** Begin AVAILABLE DATA **

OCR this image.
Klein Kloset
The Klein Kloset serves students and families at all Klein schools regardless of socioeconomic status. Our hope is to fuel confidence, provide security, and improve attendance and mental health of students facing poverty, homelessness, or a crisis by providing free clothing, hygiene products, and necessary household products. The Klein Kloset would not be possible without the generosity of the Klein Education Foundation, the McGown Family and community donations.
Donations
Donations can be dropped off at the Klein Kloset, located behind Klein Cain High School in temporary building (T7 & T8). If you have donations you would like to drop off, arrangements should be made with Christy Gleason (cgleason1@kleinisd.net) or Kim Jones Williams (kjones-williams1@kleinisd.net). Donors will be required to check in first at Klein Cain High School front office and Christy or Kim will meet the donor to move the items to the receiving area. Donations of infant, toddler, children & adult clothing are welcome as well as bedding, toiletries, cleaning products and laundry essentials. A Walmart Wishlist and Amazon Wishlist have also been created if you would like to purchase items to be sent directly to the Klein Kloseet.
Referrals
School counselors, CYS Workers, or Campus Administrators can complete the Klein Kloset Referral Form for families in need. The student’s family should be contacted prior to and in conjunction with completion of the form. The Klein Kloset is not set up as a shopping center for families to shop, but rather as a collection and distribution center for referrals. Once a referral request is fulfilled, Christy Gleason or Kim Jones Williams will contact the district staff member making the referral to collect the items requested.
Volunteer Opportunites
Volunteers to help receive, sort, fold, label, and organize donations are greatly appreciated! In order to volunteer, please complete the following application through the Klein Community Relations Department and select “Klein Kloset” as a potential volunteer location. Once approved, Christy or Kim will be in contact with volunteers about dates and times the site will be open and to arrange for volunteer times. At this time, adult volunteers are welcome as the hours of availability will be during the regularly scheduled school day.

** End AVAILABLE DATA **

» **REQUIRED WORK**: Extract every line above that contains the word "this".

» **SOLUTION TO THE PROBLEM**:
OCR this image.
Volunteers to help receive, sort, fold, label, and organize donations are greatly appreciated! In order to volunteer, please complete the following application through the Klein Community Relations Department and select “Klein Kloset” as a potential volunteer location. Once approved, Christy or Kim will be in contact with volunteers about dates and times the site will be open and to arrange for volunteer times. At this time, adult volunteers are welcome as the hours of availability will be during the regularly scheduled school day.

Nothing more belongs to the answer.